_Record list_

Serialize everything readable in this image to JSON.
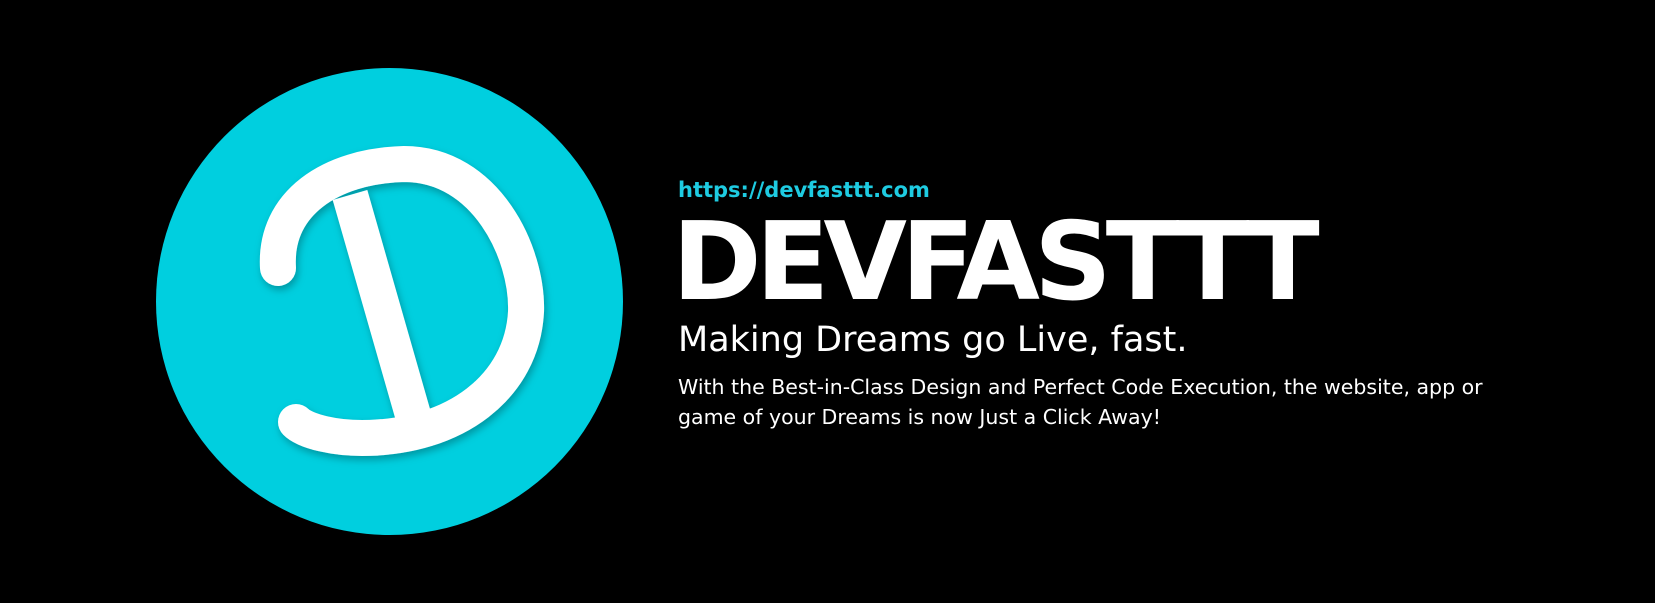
{
  "brand": {
    "url": "https://devfasttt.com",
    "name": "DEVFASTTT",
    "tagline": "Making Dreams go Live, fast.",
    "description": "With the Best-in-Class Design and Perfect Code Execution, the website, app or game of your Dreams is now Just a Click Away!"
  },
  "logo": {
    "icon": "letter-d-logo",
    "letter": "D"
  },
  "colors": {
    "background": "#000000",
    "accent": "#00cfdf",
    "url_text": "#1ecbe1",
    "text": "#ffffff"
  }
}
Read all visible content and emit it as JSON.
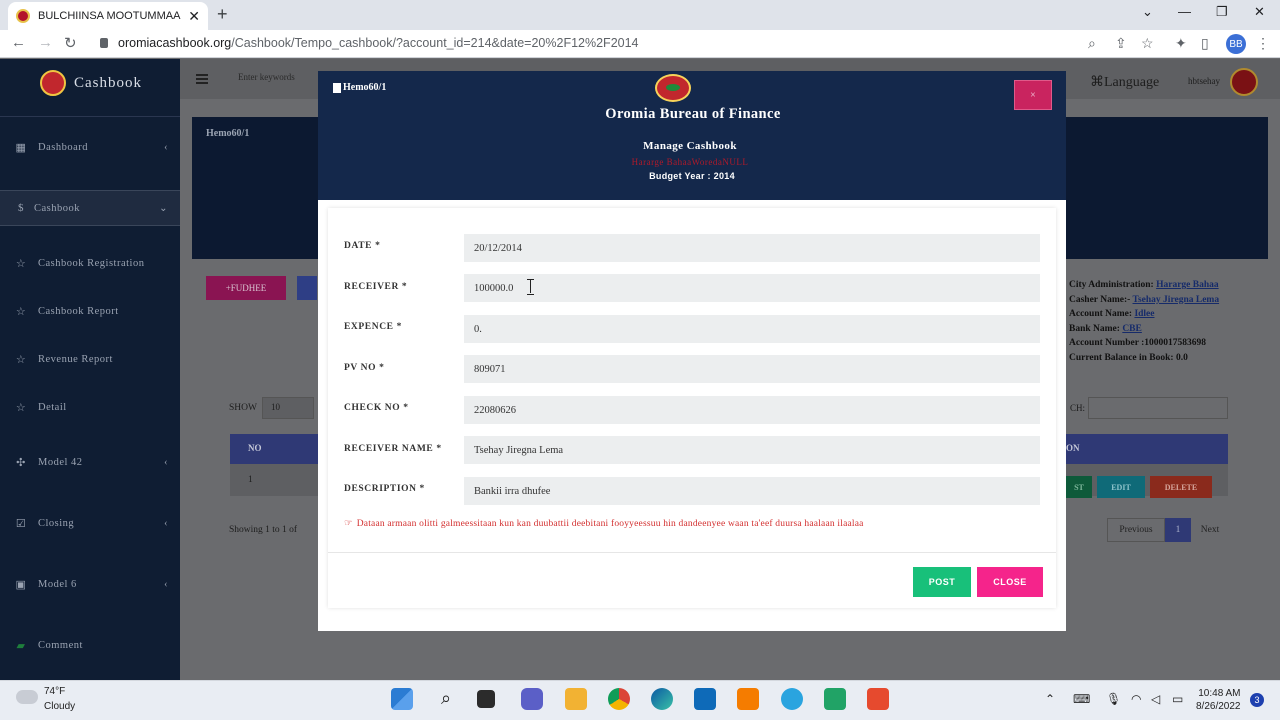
{
  "browser": {
    "tab_title": "BULCHIINSA MOOTUMMAA NA",
    "url_host": "oromiacashbook.org",
    "url_path": "/Cashbook/Tempo_cashbook/?account_id=214&date=20%2F12%2F2014",
    "profile_initials": "BB"
  },
  "sidebar": {
    "brand": "Cashbook",
    "items": [
      {
        "label": "Dashboard",
        "icon": "grid-icon"
      },
      {
        "label": "Cashbook",
        "icon": "dollar-icon"
      },
      {
        "label": "Cashbook Registration",
        "icon": "star-icon"
      },
      {
        "label": "Cashbook Report",
        "icon": "star-icon"
      },
      {
        "label": "Revenue Report",
        "icon": "star-icon"
      },
      {
        "label": "Detail",
        "icon": "star-icon"
      },
      {
        "label": "Model 42",
        "icon": "nodes-icon"
      },
      {
        "label": "Closing",
        "icon": "check-square-icon"
      },
      {
        "label": "Model 6",
        "icon": "briefcase-icon"
      },
      {
        "label": "Comment",
        "icon": "comment-icon"
      }
    ]
  },
  "topnav": {
    "search_placeholder": "Enter keywords",
    "language": "Language",
    "user": "hbtsehay"
  },
  "main": {
    "header_title": "Hemo60/1",
    "add_button": "+FUDHEE",
    "account": {
      "city_label": "City Administration:",
      "city_value": "Hararge Bahaa",
      "casher_label": "Casher Name:-",
      "casher_value": "Tsehay Jiregna Lema",
      "account_name_label": "Account Name:",
      "account_name_value": "Idlee",
      "bank_label": "Bank Name:",
      "bank_value": "CBE",
      "account_number": "Account Number :1000017583698",
      "balance": "Current Balance in Book: 0.0"
    },
    "show_label": "SHOW",
    "show_value": "10",
    "search_label": "CH:",
    "table": {
      "col_no": "NO",
      "col_action": "ON",
      "row_no": "1",
      "post": "ST",
      "edit": "EDIT",
      "delete": "DELETE"
    },
    "showing": "Showing 1 to 1 of",
    "pagination": {
      "prev": "Previous",
      "page": "1",
      "next": "Next"
    }
  },
  "modal": {
    "ref": "Hemo60/1",
    "org": "Oromia Bureau of Finance",
    "subtitle": "Manage Cashbook",
    "location": "Hararge BahaaWoredaNULL",
    "budget_year": "Budget Year : 2014",
    "close_x": "×",
    "fields": [
      {
        "label": "DATE *",
        "value": "20/12/2014"
      },
      {
        "label": "RECEIVER *",
        "value": "100000.0"
      },
      {
        "label": "EXPENCE *",
        "value": "0."
      },
      {
        "label": "PV NO *",
        "value": "809071"
      },
      {
        "label": "CHECK NO *",
        "value": "22080626"
      },
      {
        "label": "RECEIVER NAME *",
        "value": "Tsehay Jiregna Lema"
      },
      {
        "label": "DESCRIPTION *",
        "value": "Bankii irra dhufee"
      }
    ],
    "warning": "Dataan armaan olitti galmeessitaan kun kan duubattii deebitani fooyyeessuu hin dandeenyee waan ta'eef duursa haalaan ilaalaa",
    "post_button": "POST",
    "close_button": "CLOSE"
  },
  "taskbar": {
    "temp": "74°F",
    "condition": "Cloudy",
    "time": "10:48 AM",
    "date": "8/26/2022",
    "notifications": "3"
  }
}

_Work to do_
Find each line that has the word "icon", then copy it out.

_Output below_
    "icon": "letter-d-logo",
        "icon": "grid-icon"
        "icon": "dollar-icon"
        "icon": "star-icon"
        "icon": "star-icon"
        "icon": "star-icon"
        "icon": "star-icon"
        "icon": "nodes-icon"
        "icon": "check-square-icon"
        "icon": "briefcase-icon"
        "icon": "comment-icon"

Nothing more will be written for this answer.